*Stated problem:*
Scan the records and identify every line in which the string "Worthing" occurs, then return those lines.

[Start]

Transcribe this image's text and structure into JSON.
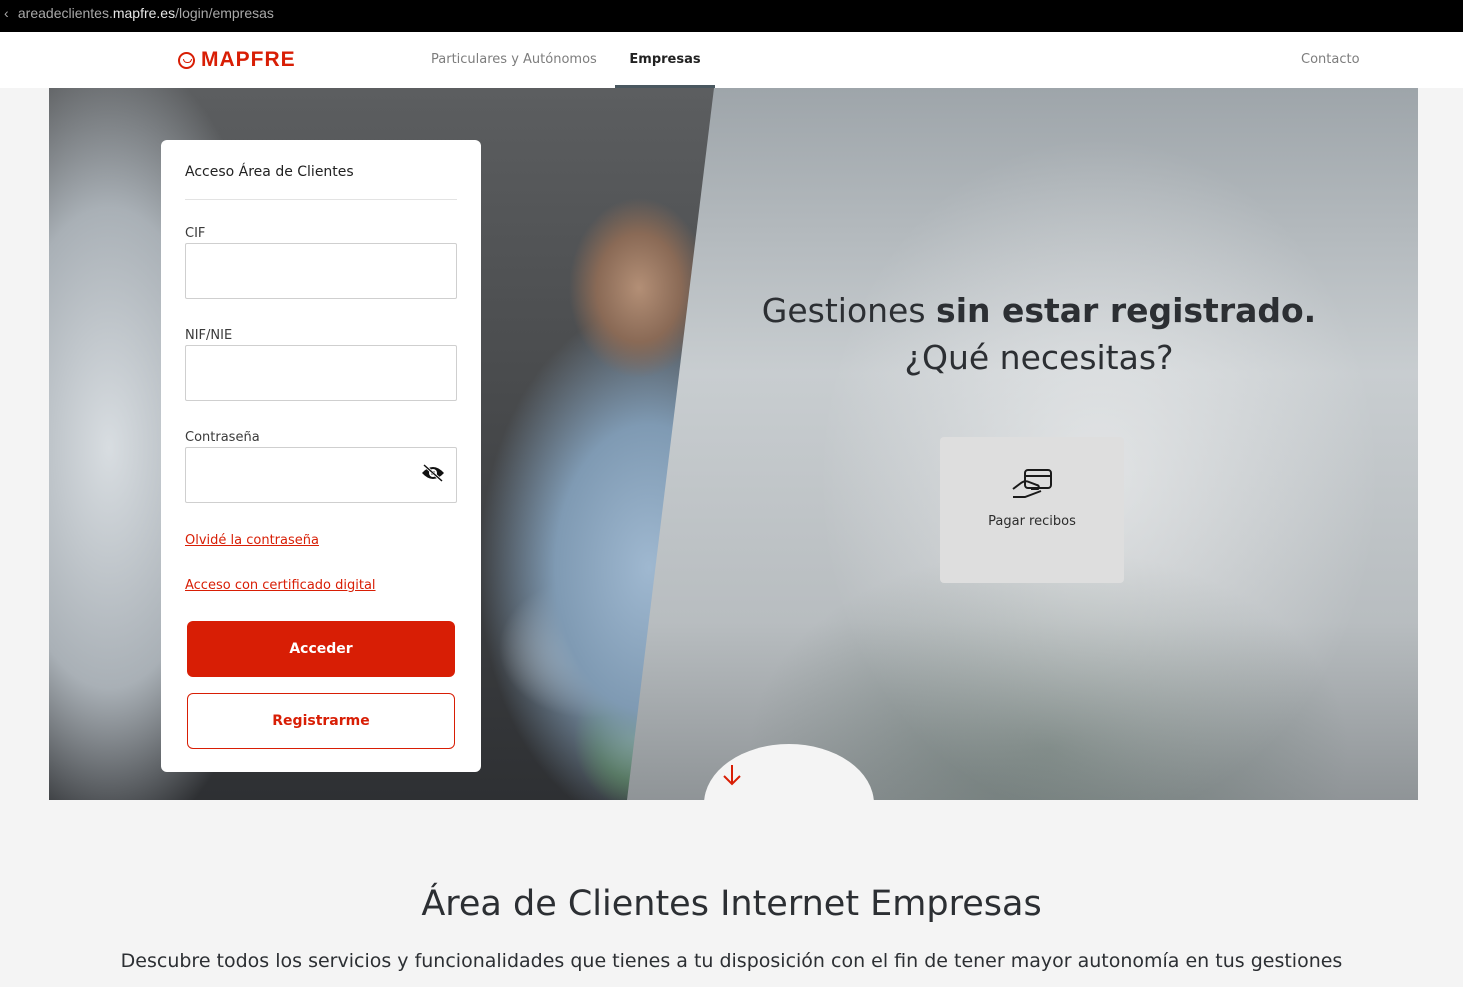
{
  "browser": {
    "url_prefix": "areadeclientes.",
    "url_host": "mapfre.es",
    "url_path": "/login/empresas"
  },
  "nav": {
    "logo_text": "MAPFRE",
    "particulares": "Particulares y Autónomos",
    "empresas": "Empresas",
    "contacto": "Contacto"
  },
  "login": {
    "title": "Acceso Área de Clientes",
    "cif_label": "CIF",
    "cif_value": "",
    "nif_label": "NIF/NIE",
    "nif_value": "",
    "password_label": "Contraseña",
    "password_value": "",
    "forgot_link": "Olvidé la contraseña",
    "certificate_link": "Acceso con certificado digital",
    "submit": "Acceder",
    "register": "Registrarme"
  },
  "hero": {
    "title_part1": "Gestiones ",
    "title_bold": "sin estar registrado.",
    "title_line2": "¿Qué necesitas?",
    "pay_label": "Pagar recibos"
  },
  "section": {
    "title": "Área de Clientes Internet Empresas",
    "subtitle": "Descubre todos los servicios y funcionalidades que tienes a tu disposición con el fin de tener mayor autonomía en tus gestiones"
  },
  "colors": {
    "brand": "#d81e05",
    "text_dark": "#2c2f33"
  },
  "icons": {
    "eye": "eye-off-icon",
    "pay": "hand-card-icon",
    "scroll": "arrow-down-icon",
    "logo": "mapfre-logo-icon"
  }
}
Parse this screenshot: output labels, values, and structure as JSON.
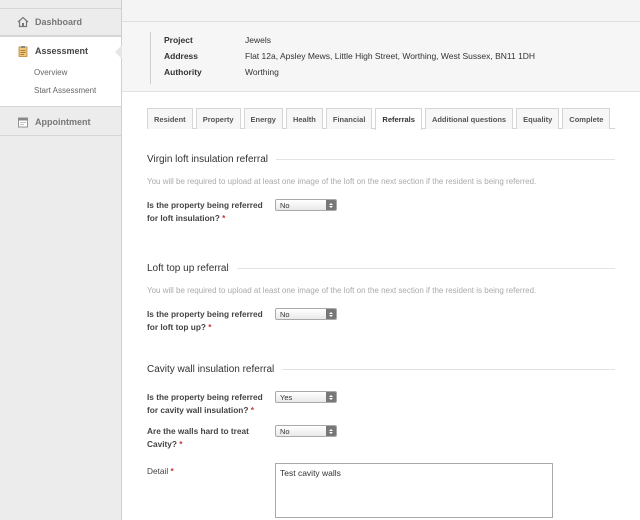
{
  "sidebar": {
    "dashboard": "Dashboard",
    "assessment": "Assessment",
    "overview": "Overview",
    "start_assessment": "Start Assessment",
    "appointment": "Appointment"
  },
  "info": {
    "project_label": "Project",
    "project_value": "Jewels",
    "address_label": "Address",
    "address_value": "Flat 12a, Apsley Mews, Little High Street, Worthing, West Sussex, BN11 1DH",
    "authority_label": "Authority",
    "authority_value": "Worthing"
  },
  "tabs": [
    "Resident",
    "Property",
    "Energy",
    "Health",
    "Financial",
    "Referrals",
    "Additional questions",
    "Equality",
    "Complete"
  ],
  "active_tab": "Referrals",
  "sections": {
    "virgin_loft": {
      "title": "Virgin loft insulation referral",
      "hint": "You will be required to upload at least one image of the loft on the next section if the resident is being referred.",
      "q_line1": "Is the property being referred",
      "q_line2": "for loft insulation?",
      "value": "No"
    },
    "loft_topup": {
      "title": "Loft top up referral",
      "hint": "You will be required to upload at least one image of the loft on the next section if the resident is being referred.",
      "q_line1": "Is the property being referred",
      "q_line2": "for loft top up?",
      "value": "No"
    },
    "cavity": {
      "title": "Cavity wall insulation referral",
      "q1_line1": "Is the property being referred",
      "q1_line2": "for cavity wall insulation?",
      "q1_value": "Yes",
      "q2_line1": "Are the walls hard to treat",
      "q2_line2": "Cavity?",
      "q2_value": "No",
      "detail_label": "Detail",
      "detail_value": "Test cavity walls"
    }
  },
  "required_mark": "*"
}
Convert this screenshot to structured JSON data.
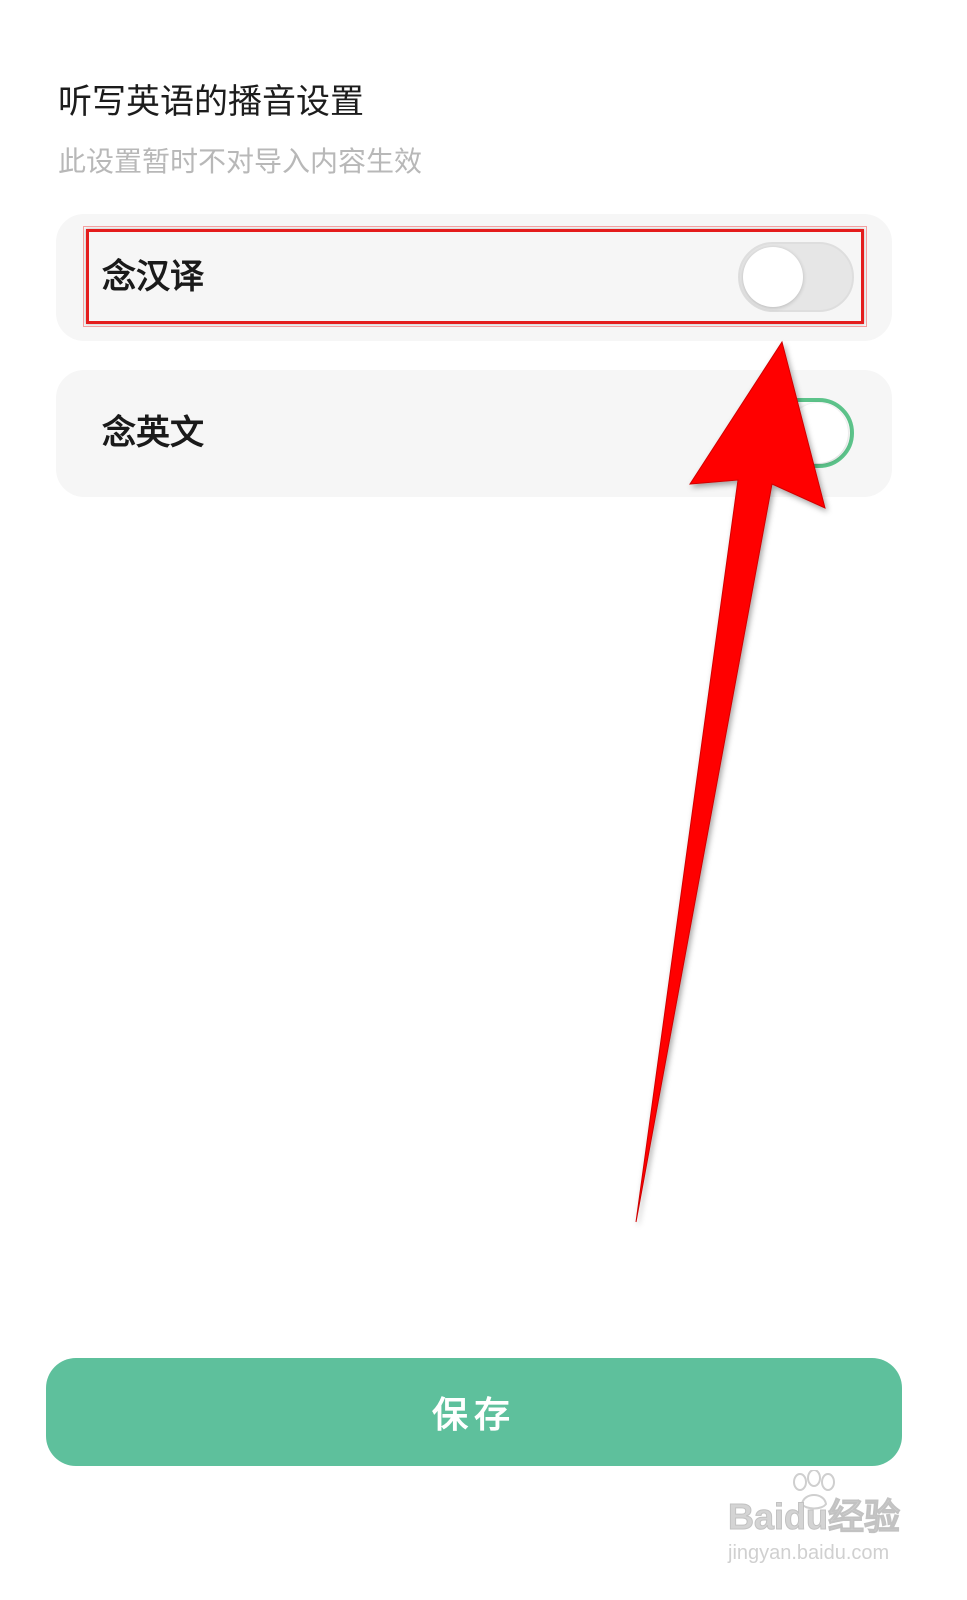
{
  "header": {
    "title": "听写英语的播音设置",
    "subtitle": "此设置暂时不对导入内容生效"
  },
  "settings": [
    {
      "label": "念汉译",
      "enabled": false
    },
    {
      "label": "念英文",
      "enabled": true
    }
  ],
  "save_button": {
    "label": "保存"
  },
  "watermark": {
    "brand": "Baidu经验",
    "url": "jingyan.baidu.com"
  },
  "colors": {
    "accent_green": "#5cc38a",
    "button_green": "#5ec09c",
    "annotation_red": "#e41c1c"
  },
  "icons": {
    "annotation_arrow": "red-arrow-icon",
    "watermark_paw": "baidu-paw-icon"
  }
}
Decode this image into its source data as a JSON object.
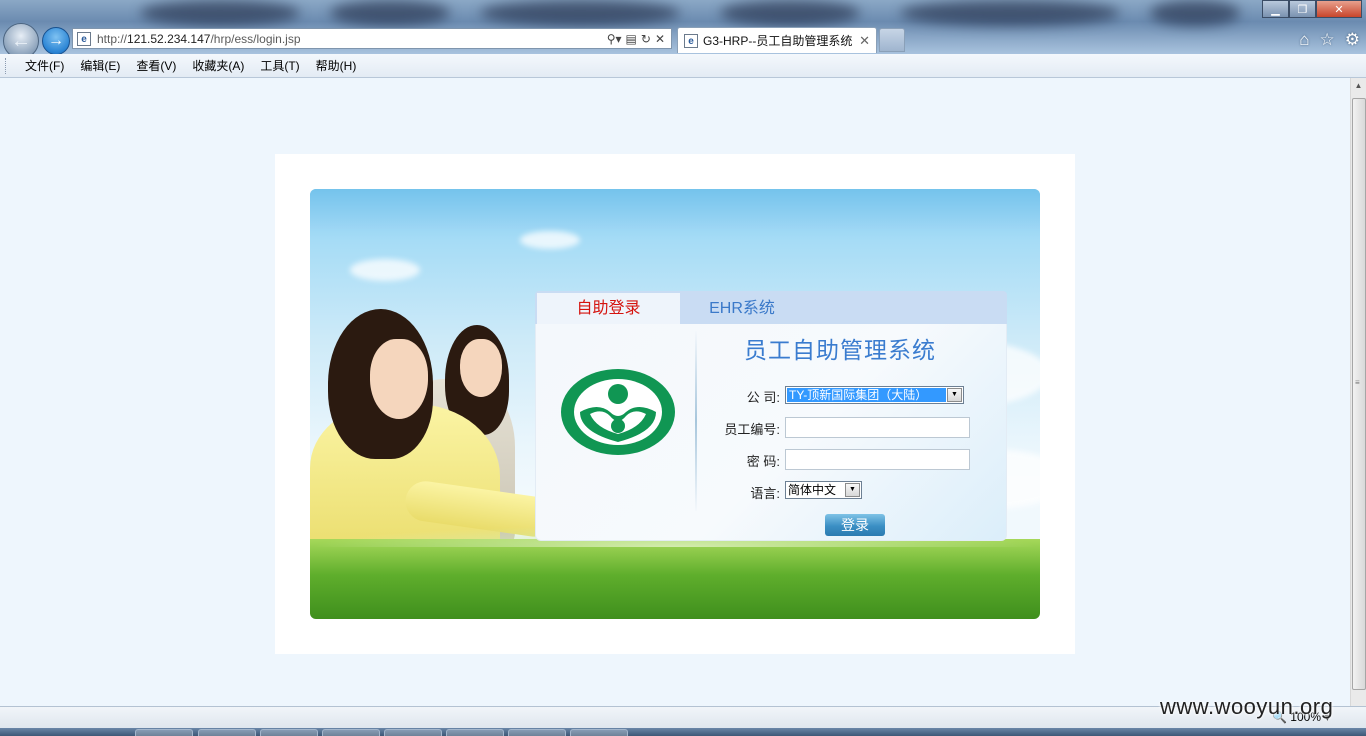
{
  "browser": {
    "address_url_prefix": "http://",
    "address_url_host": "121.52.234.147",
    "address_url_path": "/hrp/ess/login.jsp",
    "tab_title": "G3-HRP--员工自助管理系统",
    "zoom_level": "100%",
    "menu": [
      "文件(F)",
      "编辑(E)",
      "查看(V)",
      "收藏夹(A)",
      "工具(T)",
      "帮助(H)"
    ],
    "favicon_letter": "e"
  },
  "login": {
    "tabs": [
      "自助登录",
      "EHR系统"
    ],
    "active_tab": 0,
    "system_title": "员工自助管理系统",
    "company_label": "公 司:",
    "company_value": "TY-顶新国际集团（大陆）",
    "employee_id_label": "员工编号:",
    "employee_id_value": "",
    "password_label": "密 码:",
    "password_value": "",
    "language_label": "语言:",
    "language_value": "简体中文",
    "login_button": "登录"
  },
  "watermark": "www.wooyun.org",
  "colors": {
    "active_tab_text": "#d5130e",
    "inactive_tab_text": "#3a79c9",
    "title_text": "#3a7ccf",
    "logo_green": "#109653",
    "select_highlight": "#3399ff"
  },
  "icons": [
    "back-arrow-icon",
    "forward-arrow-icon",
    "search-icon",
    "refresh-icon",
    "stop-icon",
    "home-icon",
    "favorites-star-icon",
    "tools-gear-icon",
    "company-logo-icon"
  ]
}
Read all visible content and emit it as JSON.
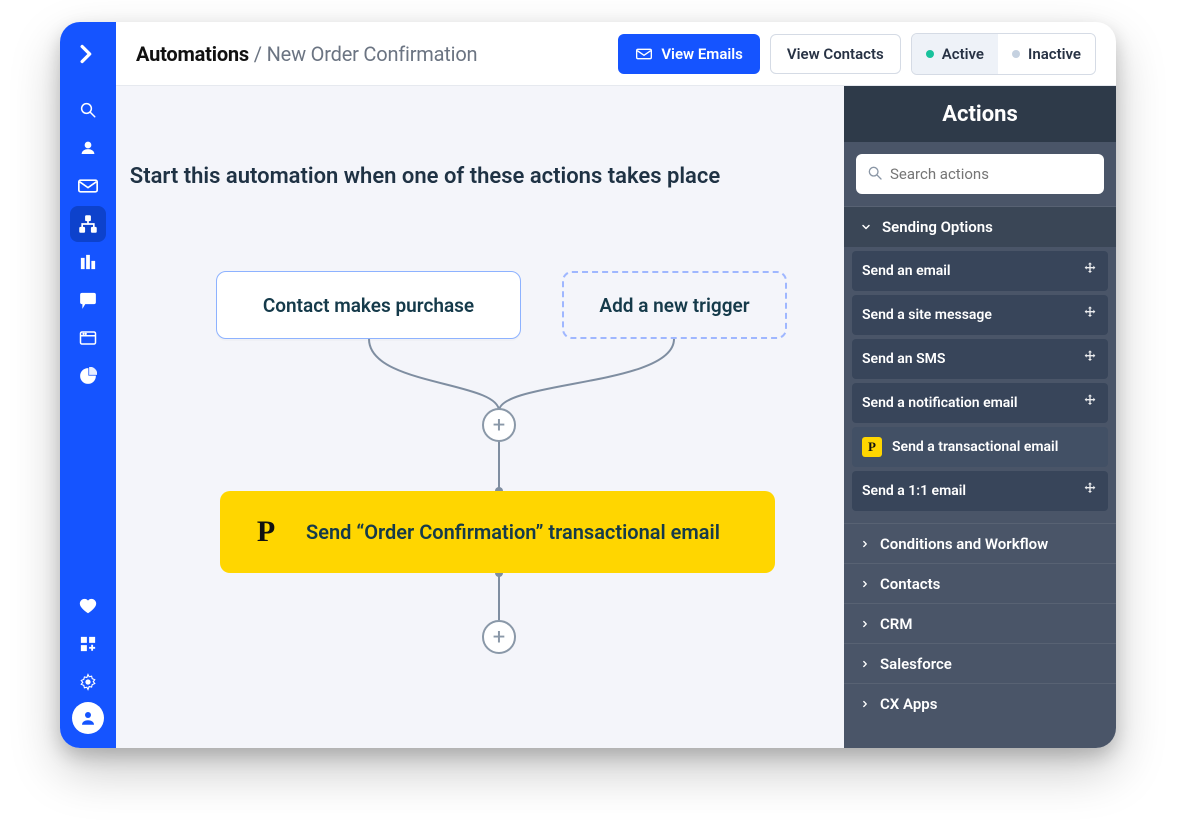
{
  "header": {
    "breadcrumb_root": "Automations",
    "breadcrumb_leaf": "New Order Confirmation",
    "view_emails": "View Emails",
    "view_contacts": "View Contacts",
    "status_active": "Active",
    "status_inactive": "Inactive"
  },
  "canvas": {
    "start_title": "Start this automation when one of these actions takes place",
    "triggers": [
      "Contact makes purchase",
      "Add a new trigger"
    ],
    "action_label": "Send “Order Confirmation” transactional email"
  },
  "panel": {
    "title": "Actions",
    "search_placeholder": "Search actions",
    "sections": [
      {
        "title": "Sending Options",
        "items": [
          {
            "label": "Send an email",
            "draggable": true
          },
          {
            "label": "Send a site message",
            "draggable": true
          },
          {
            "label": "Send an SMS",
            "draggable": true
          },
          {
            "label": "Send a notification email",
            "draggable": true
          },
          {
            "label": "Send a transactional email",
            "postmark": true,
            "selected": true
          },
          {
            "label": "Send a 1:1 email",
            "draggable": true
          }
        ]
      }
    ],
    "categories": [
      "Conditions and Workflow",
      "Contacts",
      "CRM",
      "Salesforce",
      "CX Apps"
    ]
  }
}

[End]

*Full answer:*
    "address_value": "Flat 12a, Apsley Mews, Little High Street, Worthing, West Sussex, BN11 1DH",
    "authority_value": "Worthing"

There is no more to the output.